» Stated problem: Show all lines holding the string "JSON".

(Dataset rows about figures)
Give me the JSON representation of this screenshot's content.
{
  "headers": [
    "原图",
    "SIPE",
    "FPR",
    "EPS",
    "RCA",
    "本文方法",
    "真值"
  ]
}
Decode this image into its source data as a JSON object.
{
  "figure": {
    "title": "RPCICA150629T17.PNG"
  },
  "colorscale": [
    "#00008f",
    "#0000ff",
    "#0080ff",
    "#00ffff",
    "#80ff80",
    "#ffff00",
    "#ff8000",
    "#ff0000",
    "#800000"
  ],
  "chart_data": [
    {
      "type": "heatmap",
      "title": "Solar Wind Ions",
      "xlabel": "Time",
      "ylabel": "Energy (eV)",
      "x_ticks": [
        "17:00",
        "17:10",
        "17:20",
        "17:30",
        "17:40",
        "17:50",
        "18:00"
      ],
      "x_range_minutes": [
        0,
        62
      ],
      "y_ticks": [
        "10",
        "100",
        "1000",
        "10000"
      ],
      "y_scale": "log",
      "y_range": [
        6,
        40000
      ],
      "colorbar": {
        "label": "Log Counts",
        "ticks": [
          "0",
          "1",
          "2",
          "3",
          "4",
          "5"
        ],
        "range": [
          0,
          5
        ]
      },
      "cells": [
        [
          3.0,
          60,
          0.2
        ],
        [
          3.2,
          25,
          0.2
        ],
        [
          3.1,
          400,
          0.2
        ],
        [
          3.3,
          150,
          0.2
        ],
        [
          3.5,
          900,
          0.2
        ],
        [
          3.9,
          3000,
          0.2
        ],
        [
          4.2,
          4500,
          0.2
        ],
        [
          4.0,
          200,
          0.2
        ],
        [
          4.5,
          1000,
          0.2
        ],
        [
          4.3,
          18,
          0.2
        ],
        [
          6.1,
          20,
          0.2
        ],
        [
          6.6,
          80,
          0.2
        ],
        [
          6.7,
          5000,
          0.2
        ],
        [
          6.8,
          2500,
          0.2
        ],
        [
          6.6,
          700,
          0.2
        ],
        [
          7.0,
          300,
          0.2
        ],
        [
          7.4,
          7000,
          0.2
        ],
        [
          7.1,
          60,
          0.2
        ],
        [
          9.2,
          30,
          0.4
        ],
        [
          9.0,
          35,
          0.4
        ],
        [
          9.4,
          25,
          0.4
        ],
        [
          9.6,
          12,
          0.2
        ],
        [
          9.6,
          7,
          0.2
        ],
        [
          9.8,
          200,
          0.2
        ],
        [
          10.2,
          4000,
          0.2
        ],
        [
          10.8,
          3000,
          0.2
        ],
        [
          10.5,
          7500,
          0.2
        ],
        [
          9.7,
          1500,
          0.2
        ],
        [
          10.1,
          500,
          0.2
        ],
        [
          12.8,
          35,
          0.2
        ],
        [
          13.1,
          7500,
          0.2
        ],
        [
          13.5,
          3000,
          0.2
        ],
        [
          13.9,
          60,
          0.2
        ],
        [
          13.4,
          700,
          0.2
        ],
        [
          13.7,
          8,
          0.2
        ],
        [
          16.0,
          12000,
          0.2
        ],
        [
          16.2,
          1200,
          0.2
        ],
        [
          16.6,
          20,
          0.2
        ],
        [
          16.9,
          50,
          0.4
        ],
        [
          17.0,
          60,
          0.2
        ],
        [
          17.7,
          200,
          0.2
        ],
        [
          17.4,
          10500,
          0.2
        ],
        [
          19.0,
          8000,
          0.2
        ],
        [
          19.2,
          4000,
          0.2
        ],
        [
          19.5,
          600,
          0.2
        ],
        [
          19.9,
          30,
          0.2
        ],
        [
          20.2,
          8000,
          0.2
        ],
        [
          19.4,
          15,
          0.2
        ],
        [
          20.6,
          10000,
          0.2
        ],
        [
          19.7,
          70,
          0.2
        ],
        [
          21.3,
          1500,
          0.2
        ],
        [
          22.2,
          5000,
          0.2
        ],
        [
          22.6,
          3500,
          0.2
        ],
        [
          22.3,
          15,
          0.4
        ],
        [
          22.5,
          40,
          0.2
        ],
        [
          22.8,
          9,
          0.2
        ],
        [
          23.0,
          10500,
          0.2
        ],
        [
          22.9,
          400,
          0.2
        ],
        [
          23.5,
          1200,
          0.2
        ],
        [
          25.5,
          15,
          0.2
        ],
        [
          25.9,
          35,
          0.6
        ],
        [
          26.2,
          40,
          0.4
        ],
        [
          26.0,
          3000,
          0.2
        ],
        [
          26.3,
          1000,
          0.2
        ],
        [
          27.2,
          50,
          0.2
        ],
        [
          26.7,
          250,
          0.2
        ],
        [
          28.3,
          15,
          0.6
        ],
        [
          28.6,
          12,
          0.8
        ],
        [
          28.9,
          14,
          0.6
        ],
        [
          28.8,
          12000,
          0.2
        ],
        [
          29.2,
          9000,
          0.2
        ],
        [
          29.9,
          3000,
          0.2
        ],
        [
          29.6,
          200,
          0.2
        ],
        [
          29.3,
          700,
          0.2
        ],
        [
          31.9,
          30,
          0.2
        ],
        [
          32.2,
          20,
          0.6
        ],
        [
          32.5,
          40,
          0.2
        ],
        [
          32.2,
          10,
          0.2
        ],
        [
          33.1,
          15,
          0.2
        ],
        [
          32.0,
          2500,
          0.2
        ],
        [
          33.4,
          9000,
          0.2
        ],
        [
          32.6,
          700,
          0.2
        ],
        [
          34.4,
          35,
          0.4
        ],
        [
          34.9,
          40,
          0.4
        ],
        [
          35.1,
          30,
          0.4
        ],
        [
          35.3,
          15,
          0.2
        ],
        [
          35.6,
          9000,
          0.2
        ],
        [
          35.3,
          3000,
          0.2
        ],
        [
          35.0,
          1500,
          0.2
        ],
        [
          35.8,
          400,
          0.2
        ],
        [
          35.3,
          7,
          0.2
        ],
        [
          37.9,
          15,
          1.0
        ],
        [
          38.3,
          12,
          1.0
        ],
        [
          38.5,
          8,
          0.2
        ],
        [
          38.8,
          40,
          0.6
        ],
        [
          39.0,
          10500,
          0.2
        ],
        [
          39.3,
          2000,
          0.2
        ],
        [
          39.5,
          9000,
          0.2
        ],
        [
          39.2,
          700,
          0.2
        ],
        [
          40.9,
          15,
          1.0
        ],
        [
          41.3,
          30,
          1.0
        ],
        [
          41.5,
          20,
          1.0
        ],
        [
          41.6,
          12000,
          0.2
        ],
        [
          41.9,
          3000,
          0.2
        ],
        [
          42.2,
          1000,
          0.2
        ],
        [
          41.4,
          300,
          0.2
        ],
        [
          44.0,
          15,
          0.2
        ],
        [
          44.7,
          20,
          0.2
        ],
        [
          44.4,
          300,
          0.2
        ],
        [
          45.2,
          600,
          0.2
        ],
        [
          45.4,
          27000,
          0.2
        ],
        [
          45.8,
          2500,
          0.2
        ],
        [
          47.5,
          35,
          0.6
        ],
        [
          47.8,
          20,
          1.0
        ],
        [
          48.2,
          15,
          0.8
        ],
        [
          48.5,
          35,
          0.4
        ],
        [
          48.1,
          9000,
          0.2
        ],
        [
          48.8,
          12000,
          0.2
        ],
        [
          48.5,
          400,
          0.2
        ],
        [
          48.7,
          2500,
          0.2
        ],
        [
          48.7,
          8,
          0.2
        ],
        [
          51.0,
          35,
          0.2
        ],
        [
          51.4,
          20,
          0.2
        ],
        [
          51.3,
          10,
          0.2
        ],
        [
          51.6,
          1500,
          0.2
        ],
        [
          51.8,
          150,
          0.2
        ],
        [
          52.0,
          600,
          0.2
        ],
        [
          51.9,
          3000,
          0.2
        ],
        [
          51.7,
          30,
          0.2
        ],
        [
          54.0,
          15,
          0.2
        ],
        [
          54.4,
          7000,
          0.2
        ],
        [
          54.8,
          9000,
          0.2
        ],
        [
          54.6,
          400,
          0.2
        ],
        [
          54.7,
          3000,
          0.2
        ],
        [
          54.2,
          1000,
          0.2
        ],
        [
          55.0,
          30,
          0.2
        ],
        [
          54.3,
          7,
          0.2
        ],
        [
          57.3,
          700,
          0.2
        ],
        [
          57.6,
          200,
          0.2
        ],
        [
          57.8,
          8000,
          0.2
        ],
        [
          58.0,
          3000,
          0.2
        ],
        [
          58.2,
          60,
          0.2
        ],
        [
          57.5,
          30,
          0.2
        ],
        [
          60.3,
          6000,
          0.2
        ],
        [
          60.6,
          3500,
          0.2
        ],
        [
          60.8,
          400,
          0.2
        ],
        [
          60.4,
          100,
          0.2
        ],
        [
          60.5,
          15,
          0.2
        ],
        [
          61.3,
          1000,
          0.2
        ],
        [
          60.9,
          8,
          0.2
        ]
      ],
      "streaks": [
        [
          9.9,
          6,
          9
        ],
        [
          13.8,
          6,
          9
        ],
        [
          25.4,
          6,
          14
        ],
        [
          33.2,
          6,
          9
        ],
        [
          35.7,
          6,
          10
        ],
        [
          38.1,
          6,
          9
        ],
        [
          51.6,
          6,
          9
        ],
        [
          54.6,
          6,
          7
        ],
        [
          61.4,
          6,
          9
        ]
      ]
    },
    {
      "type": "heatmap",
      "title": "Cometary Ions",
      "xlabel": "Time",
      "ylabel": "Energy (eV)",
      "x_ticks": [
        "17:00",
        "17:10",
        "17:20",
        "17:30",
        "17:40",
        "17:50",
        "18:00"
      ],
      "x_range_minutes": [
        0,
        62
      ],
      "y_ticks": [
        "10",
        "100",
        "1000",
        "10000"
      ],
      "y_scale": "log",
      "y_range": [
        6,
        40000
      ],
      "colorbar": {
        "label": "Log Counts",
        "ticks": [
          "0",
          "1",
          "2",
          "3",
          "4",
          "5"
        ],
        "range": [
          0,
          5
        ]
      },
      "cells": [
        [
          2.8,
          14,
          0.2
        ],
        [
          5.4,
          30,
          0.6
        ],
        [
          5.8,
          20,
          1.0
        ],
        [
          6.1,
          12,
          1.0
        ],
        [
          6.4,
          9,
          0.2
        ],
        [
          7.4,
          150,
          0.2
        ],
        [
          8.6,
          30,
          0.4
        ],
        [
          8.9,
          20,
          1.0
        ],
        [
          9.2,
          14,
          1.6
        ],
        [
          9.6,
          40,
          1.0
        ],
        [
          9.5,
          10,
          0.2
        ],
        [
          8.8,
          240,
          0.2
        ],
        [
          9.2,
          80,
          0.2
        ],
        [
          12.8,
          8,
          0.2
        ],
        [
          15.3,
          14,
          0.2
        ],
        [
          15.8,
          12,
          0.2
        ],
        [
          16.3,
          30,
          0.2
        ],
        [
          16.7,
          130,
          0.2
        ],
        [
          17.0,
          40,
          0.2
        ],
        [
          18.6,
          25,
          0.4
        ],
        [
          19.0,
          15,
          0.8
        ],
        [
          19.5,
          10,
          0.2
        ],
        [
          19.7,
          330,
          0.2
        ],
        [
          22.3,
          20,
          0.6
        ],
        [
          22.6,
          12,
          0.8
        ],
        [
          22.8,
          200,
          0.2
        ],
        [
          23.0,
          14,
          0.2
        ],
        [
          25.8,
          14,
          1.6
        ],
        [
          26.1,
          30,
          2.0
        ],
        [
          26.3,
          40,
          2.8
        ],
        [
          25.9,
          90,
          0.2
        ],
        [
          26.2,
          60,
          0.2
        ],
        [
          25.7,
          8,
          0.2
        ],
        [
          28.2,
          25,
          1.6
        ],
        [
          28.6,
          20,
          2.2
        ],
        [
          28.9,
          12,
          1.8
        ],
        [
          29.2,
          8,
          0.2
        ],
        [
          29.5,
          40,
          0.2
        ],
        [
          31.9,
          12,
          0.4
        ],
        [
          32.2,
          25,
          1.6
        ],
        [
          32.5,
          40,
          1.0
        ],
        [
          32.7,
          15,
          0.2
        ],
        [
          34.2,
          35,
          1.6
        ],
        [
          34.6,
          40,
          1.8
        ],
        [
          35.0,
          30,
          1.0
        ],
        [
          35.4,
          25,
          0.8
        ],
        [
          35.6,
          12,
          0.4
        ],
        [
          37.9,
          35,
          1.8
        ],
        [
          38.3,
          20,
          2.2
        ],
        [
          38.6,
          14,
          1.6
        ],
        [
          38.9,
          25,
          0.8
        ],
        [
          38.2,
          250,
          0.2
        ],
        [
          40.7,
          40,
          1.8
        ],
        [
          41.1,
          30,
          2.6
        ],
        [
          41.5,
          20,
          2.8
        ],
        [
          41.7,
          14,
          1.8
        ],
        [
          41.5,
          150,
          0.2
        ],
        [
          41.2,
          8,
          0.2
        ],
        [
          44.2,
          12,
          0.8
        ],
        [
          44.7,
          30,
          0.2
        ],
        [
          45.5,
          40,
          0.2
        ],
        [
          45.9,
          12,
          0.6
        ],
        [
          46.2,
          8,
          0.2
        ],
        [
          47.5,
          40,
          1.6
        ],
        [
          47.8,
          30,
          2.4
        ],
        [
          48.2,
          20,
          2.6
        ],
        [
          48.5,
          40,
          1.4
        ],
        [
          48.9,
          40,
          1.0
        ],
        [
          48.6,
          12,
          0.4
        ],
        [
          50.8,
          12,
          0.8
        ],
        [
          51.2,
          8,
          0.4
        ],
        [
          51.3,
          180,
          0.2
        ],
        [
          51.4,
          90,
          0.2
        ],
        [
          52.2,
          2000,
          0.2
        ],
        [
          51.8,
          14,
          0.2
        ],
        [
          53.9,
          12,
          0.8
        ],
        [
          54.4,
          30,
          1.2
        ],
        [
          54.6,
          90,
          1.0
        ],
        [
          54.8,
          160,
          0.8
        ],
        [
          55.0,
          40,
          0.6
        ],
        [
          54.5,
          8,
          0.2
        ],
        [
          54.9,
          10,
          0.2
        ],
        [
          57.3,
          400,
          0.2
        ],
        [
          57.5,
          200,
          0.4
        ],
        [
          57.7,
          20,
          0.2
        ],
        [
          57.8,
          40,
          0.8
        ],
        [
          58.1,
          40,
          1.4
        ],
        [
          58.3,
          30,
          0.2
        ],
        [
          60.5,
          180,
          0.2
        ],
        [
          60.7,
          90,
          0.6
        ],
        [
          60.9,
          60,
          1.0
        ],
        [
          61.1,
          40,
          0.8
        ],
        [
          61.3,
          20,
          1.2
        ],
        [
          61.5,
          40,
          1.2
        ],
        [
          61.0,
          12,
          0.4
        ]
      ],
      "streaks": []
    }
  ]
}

» Task result:
Give me the JSON representation of this screenshot's content.
Decode this image into its source data as a JSON object.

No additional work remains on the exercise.